WRITTEN INSTRUCTION: Copy each line of the records that holds the string "color".

Figure record extracts:
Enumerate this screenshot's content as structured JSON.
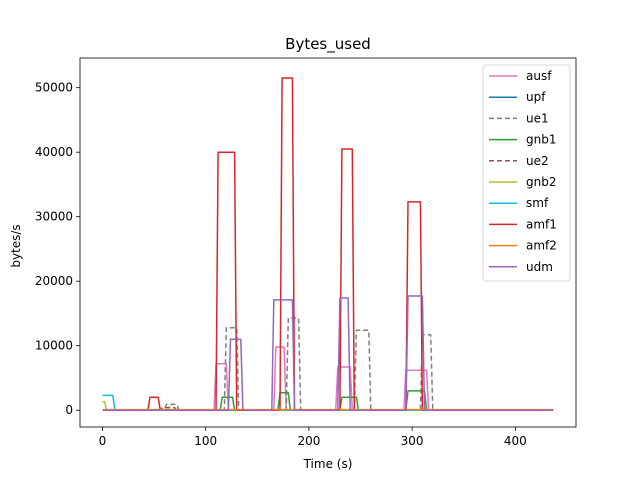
{
  "chart_data": {
    "type": "line",
    "title": "Bytes_used",
    "xlabel": "Time (s)",
    "ylabel": "bytes/s",
    "xlim": [
      -21.8,
      458.8
    ],
    "ylim": [
      -2600,
      54600
    ],
    "xticks": [
      0,
      100,
      200,
      300,
      400
    ],
    "yticks": [
      0,
      10000,
      20000,
      30000,
      40000,
      50000
    ],
    "grid": false,
    "legend": "top-right",
    "series": [
      {
        "name": "ausf",
        "color": "#e377c2",
        "dash": "",
        "x": [
          0,
          108,
          110,
          120,
          122,
          166,
          168,
          176,
          178,
          226,
          228,
          240,
          242,
          292,
          294,
          314,
          316,
          437
        ],
        "y": [
          0,
          0,
          7200,
          7200,
          0,
          0,
          9800,
          9800,
          0,
          0,
          6700,
          6700,
          0,
          0,
          6200,
          6200,
          0,
          0
        ]
      },
      {
        "name": "upf",
        "color": "#1f77b4",
        "dash": "",
        "x": [
          0,
          437
        ],
        "y": [
          0,
          0
        ]
      },
      {
        "name": "ue1",
        "color": "#7f7f7f",
        "dash": "5,3",
        "x": [
          0,
          60,
          62,
          72,
          74,
          118,
          120,
          130,
          132,
          178,
          180,
          190,
          192,
          244,
          246,
          258,
          260,
          308,
          310,
          318,
          320,
          437
        ],
        "y": [
          0,
          0,
          900,
          900,
          0,
          0,
          12800,
          12800,
          0,
          0,
          14300,
          14300,
          0,
          0,
          12400,
          12400,
          0,
          0,
          11700,
          11700,
          0,
          0
        ]
      },
      {
        "name": "gnb1",
        "color": "#2ca02c",
        "dash": "",
        "x": [
          0,
          114,
          116,
          126,
          128,
          170,
          172,
          180,
          182,
          230,
          232,
          246,
          248,
          294,
          296,
          312,
          314,
          437
        ],
        "y": [
          0,
          0,
          2000,
          2000,
          0,
          0,
          2700,
          2700,
          0,
          0,
          2000,
          2000,
          0,
          0,
          3000,
          3000,
          0,
          0
        ]
      },
      {
        "name": "ue2",
        "color": "#8c564b",
        "dash": "5,3",
        "x": [
          0,
          56,
          58,
          70,
          72,
          437
        ],
        "y": [
          0,
          0,
          400,
          400,
          0,
          0
        ]
      },
      {
        "name": "gnb2",
        "color": "#bcbd22",
        "dash": "",
        "x": [
          0,
          2,
          4,
          437
        ],
        "y": [
          1300,
          1300,
          0,
          0
        ]
      },
      {
        "name": "smf",
        "color": "#17becf",
        "dash": "",
        "x": [
          0,
          10,
          12,
          437
        ],
        "y": [
          2300,
          2300,
          0,
          0
        ]
      },
      {
        "name": "amf1",
        "color": "#d62728",
        "dash": "",
        "x": [
          0,
          44,
          46,
          54,
          56,
          110,
          112,
          128,
          130,
          172,
          174,
          184,
          186,
          230,
          232,
          242,
          244,
          294,
          296,
          308,
          310,
          437
        ],
        "y": [
          0,
          0,
          2000,
          2000,
          0,
          0,
          40000,
          40000,
          0,
          0,
          51500,
          51500,
          0,
          0,
          40500,
          40500,
          0,
          0,
          32300,
          32300,
          0,
          0
        ]
      },
      {
        "name": "amf2",
        "color": "#ff7f0e",
        "dash": "",
        "x": [
          0,
          437
        ],
        "y": [
          100,
          100
        ]
      },
      {
        "name": "udm",
        "color": "#9467bd",
        "dash": "",
        "x": [
          0,
          122,
          124,
          134,
          136,
          164,
          166,
          184,
          186,
          228,
          230,
          238,
          240,
          294,
          296,
          310,
          312,
          437
        ],
        "y": [
          0,
          0,
          11000,
          11000,
          0,
          0,
          17100,
          17100,
          0,
          0,
          17400,
          17400,
          0,
          0,
          17700,
          17700,
          0,
          0
        ]
      }
    ]
  }
}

TASK ANSWER:
        "color": "#e377c2",
        "color": "#1f77b4",
        "color": "#7f7f7f",
        "color": "#2ca02c",
        "color": "#8c564b",
        "color": "#bcbd22",
        "color": "#17becf",
        "color": "#d62728",
        "color": "#ff7f0e",
        "color": "#9467bd",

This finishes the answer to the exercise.